### WHAT YOU HAVE TO DO
From the entries below, say how many lines carry the word "furniture", and give nothing but the number.

### RECORDS PROVIDED
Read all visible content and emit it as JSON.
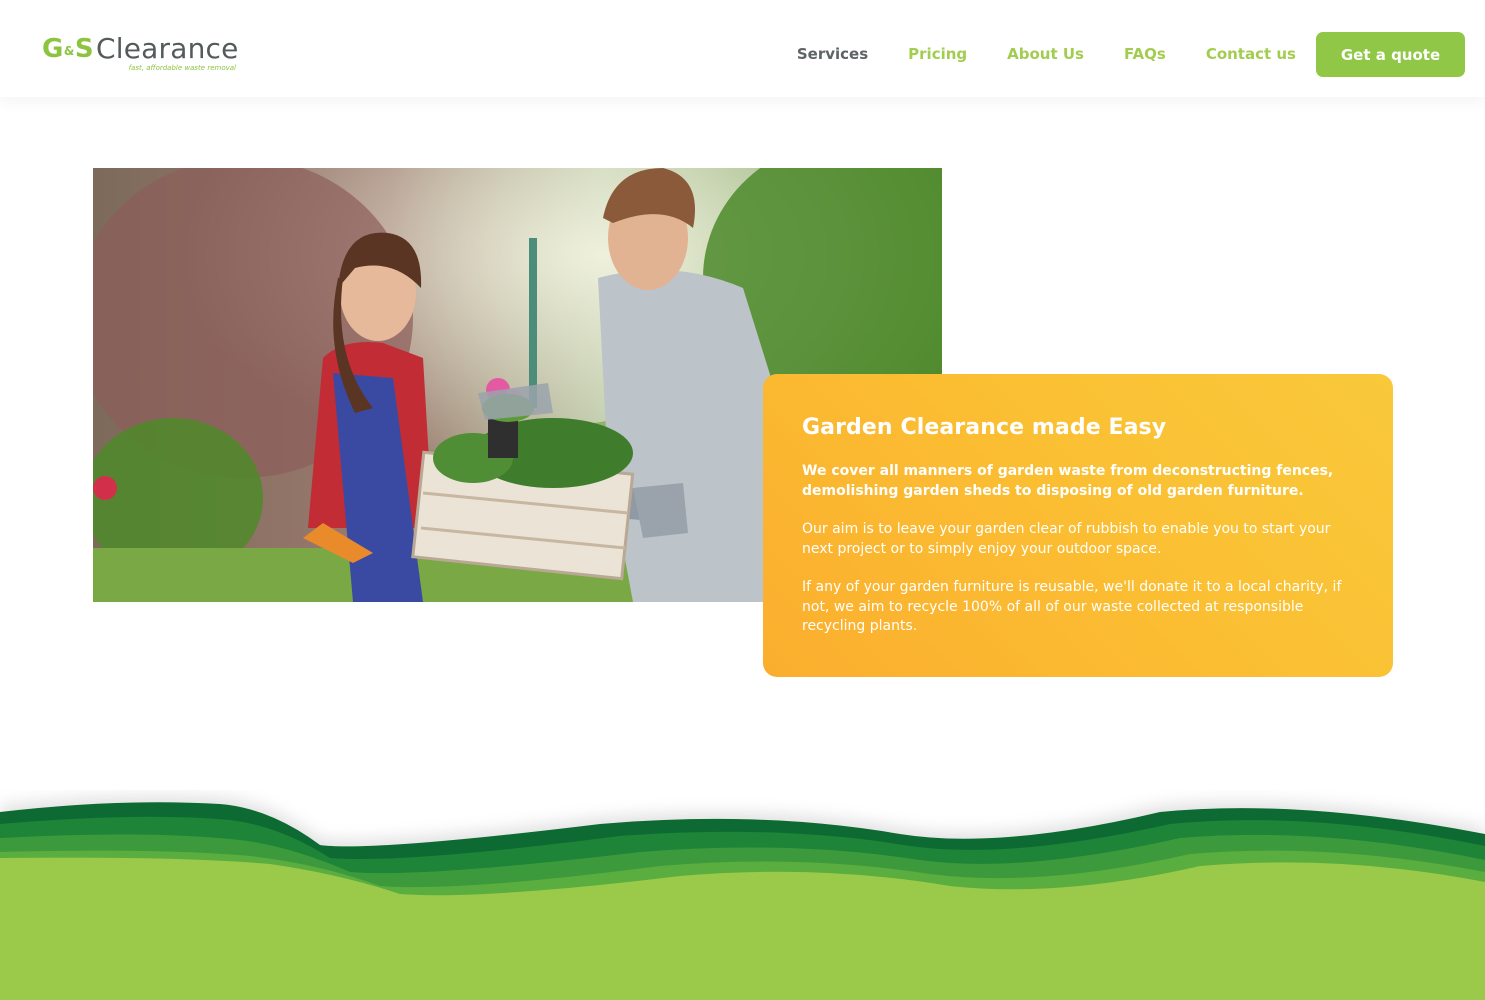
{
  "brand": {
    "mark_g": "G",
    "mark_amp": "&",
    "mark_s": "S",
    "name": "Clearance",
    "tagline": "fast, affordable waste removal",
    "green": "#8cc43f",
    "grey": "#555a5c"
  },
  "nav": {
    "items": [
      {
        "label": "Services",
        "active": true
      },
      {
        "label": "Pricing"
      },
      {
        "label": "About Us"
      },
      {
        "label": "FAQs"
      },
      {
        "label": "Contact us"
      }
    ],
    "cta": "Get a quote"
  },
  "hero": {
    "image_alt": "",
    "card": {
      "title": "Garden Clearance made Easy",
      "lead": "We cover all manners of garden waste from deconstructing fences, demolishing garden sheds to disposing of old garden furniture.",
      "para1": "Our aim is to leave your garden clear of rubbish to enable you to start your next project or to simply enjoy your outdoor space.",
      "para2": "If any of your garden furniture is reusable, we'll donate it to a local charity, if not, we aim to recycle 100% of all of our waste collected at responsible recycling plants.",
      "color": "#fbb630"
    }
  },
  "footer_colors": {
    "light_green": "#9bc94a",
    "dark_green": "#0e6b33"
  }
}
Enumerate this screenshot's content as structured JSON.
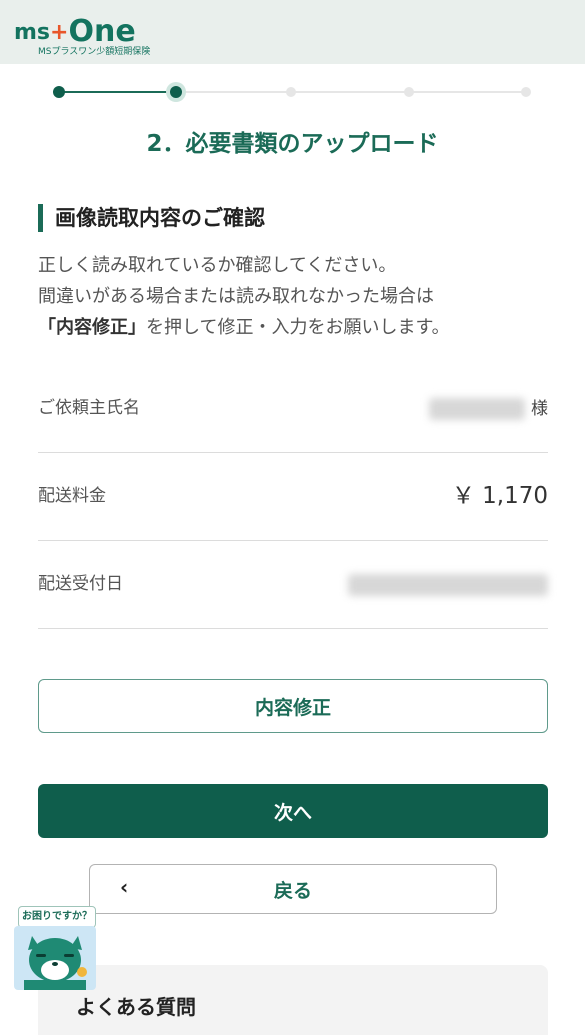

### RESPONSE
2